__Written instruction__:
In the Thanksgiving history text below, who was the lead campaigner for making Thanksgiving a national holiday?

--- Page text ---

Everybody knows the story about the first Thanksgiving at Plymouth Plantation. And that's true, in the sense that the event really did take place. But that's not when Thanksgiving became a national or even a regular holiday. The Pilgrims didn't have another Thanksgiving the next November. And some people know the historical fact that Lincoln proclaimed the first regular, national Thanksgiving, although that fact tends to confuse people. How did this holiday get founded twice, first in 1621 and then in 1863? And how can it be that Thanksgiving's two original moments happen more than 240 years apart?

A quick google search will explain that Lincoln simply set a standard national date for Thanksgiving, which different states were celebrating on different days. And that is part of the story. But that makes it sound as if the whole country was already united behind Thanksgiving, which only the logistical problem of deciding when to have it. That's not true. (Think "things left to the states to decide" and "Lincoln" and you'll see where this story is going.)

The real truth is that Thanksgiving was originally part of America's cultural wars, and so was Christmas. We now think of those two holidays as part of a single season, but they used to be indirectly (and sometimes pretty directly) opposed to each other. Not everyone celebrated both, and the division between the holidays broke down on regional, religious, and ideological lines.

Thanksgiving is a New England thing. It was originally a regional holiday, celebrated by New Englanders. It's also, not to put too fine a point on it, a Puritan holiday, celebrated in the Northeast by Congregationalists, Presbyterians, and other churches with Puritan roots. Thanksgiving was especially valuable to these Puritan-leaning New Englanders because they did not celebrate Christmas. They actively despised Christmas as a lot of heathenish nonsense. Celebrating it, or even closing the store on December 25, went against their religious beliefs.

On the other hand, Christmas was widely celebrated in the South, which had been heavily settled by Anglicans who observed the traditional liturgical holidays. (New York was also a stronghold of Christmas, partly because of its old Dutch roots and partly because it was such an ethnic and religious melting pot.) But plenty of Southerners wanted nothing to do with Thanksgiving. They saw it as alien: a celebration of another region's culture and another denomination's beliefs. They were not wrong. A lot of Southerners also saw Thanksgiving as an abolitionist thing, and they weren't wrong about that either. The lead campaigner for Thanksgiving as a national holiday was the novelist Sarah Josepha Hale: a feminist Yankee abolitionist. Thanksgiving was against Southern values.

--- Recorded data ---

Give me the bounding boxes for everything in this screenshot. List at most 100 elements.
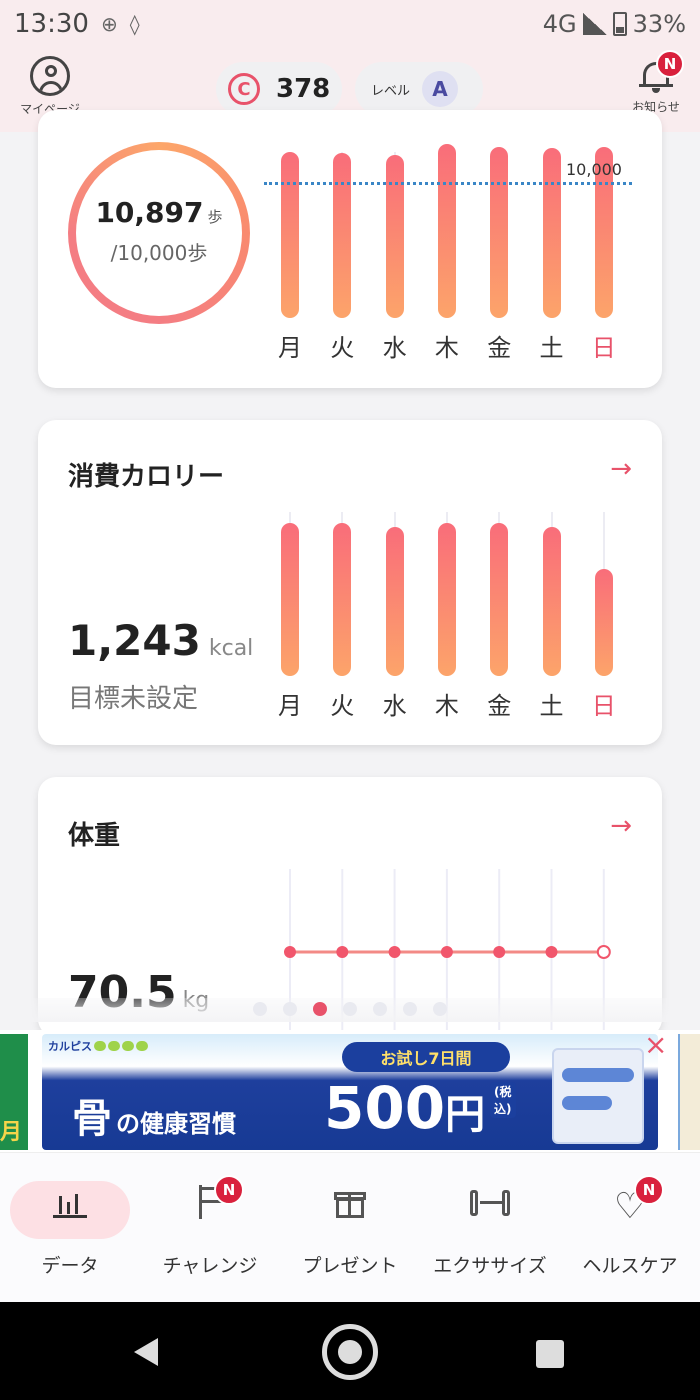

---

__The reply__:
The novelist Sarah Josepha Hale.